**Instructions for the task**
Collect all lines containing the word "inciso" from the data.

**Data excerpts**

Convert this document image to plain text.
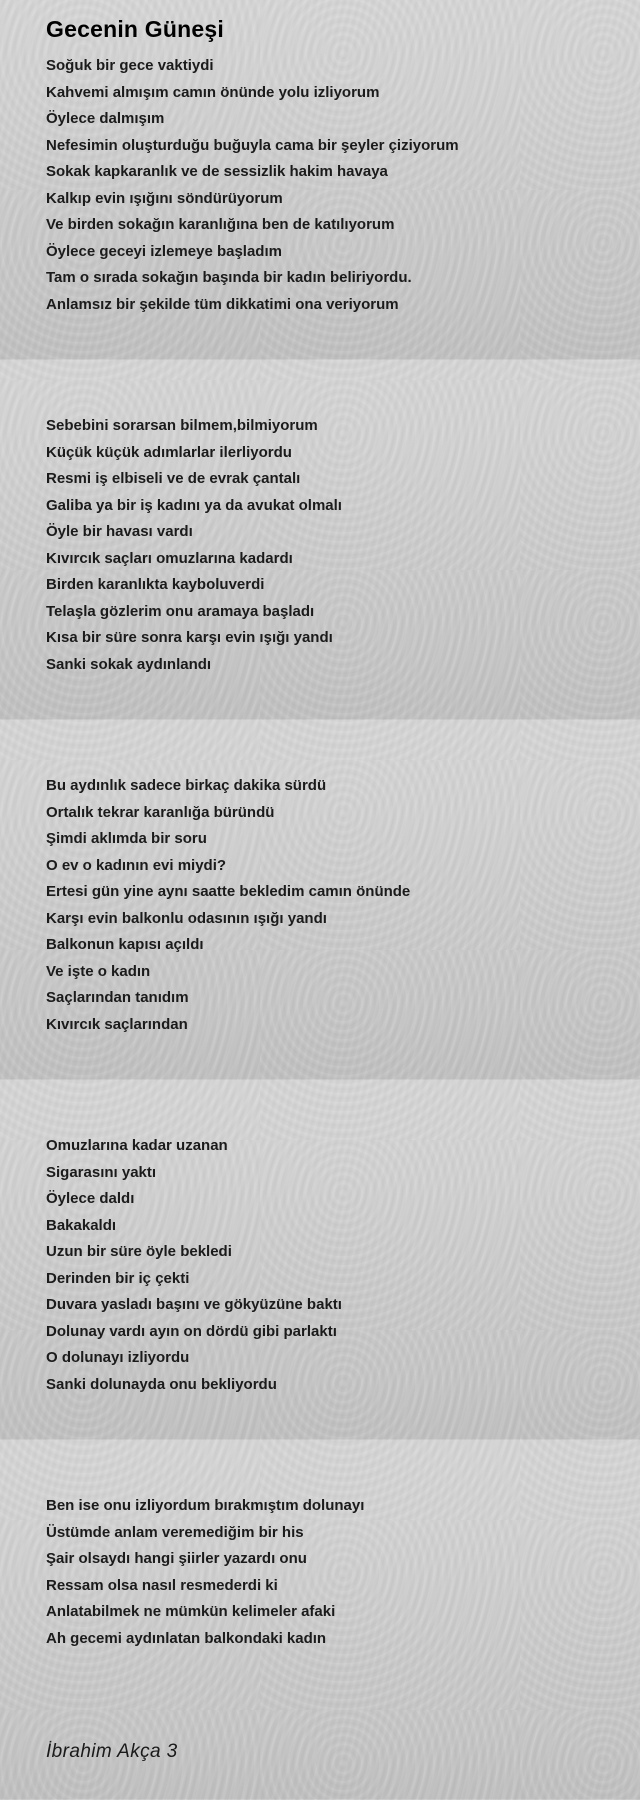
Gecenin Güneşi
Soğuk bir gece vaktiydi
Kahvemi almışım camın önünde yolu izliyorum
Öylece dalmışım
Nefesimin oluşturduğu buğuyla cama bir şeyler çiziyorum
Sokak kapkaranlık ve de sessizlik hakim havaya
Kalkıp evin ışığını söndürüyorum
Ve birden sokağın karanlığına ben de katılıyorum
Öylece geceyi izlemeye başladım
Tam o sırada sokağın başında bir kadın beliriyordu.
Anlamsız bir şekilde tüm dikkatimi ona veriyorum
Sebebini sorarsan bilmem,bilmiyorum
Küçük küçük adımlarlar ilerliyordu
Resmi iş elbiseli ve de evrak çantalı
Galiba ya bir iş kadını ya da avukat olmalı
Öyle bir havası vardı
Kıvırcık saçları omuzlarına kadardı
Birden karanlıkta kayboluverdi
Telaşla gözlerim onu aramaya başladı
Kısa bir süre sonra karşı evin ışığı yandı
Sanki sokak aydınlandı
Bu aydınlık sadece birkaç dakika sürdü
Ortalık tekrar karanlığa büründü
Şimdi aklımda bir soru
O ev o kadının evi miydi?
Ertesi gün yine aynı saatte bekledim camın önünde
Karşı evin balkonlu odasının ışığı yandı
Balkonun kapısı açıldı
Ve işte o kadın
Saçlarından tanıdım
Kıvırcık saçlarından
Omuzlarına kadar uzanan
Sigarasını yaktı
Öylece daldı
Bakakaldı
Uzun bir süre öyle bekledi
Derinden bir iç çekti
Duvara yasladı başını ve gökyüzüne baktı
Dolunay vardı ayın on dördü gibi parlaktı
O dolunayı izliyordu
Sanki dolunayda onu bekliyordu
Ben ise onu izliyordum bırakmıştım dolunayı
Üstümde anlam veremediğim bir his
Şair olsaydı hangi şiirler yazardı onu
Ressam olsa nasıl resmederdi ki
Anlatabilmek ne mümkün kelimeler afaki
Ah gecemi aydınlatan balkondaki kadın
İbrahim Akça 3
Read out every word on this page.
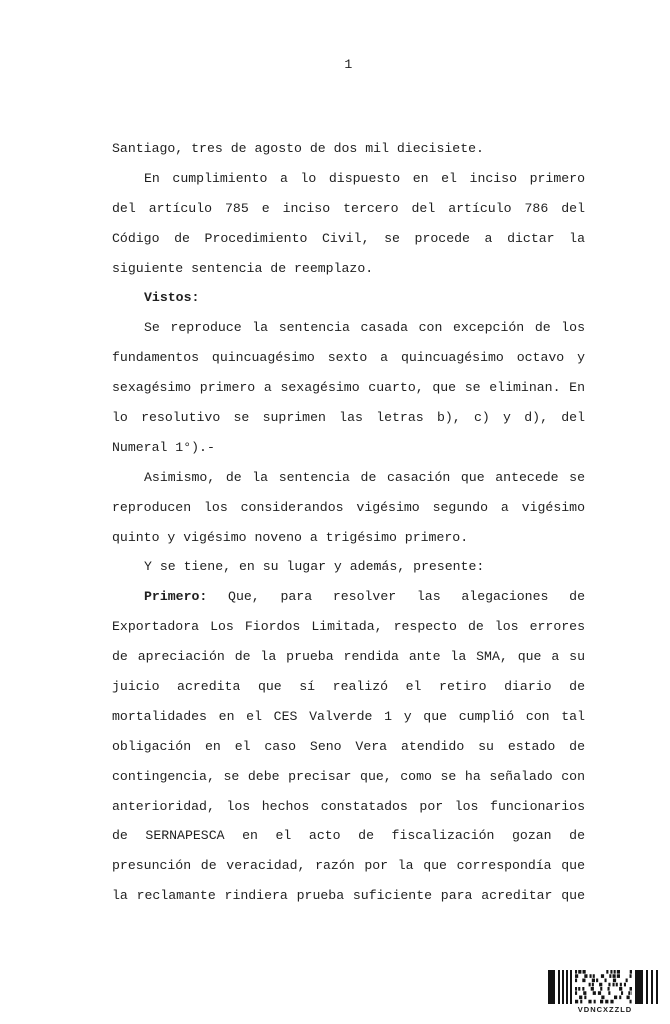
1
Santiago, tres de agosto de dos mil diecisiete.
En cumplimiento a lo dispuesto en el inciso primero
del artículo 785 e inciso tercero del artículo 786 del
Código de Procedimiento Civil, se procede a dictar la
siguiente sentencia de reemplazo.
Vistos:
Se reproduce la sentencia casada con excepción de los
fundamentos quincuagésimo sexto a quincuagésimo octavo y
sexagésimo primero a sexagésimo cuarto, que se eliminan. En
lo resolutivo se suprimen las letras b), c) y d), del
Numeral 1°).-
Asimismo, de la sentencia de casación que antecede se
reproducen los considerandos vigésimo segundo a vigésimo
quinto y vigésimo noveno a trigésimo primero.
Y se tiene, en su lugar y además, presente:
Primero: Que, para resolver las alegaciones de
Exportadora Los Fiordos Limitada, respecto de los errores
de apreciación de la prueba rendida ante la SMA, que a su
juicio acredita que sí realizó el retiro diario de
mortalidades en el CES Valverde 1 y que cumplió con tal
obligación en el caso Seno Vera atendido su estado de
contingencia, se debe precisar que, como se ha señalado con
anterioridad, los hechos constatados por los funcionarios
de SERNAPESCA en el acto de fiscalización gozan de
presunción de veracidad, razón por la que correspondía que
la reclamante rindiera prueba suficiente para acreditar que
VDNCXZZLD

**Task output**
En cumplimiento a lo dispuesto en el inciso primero
del artículo 785 e inciso tercero del artículo 786 del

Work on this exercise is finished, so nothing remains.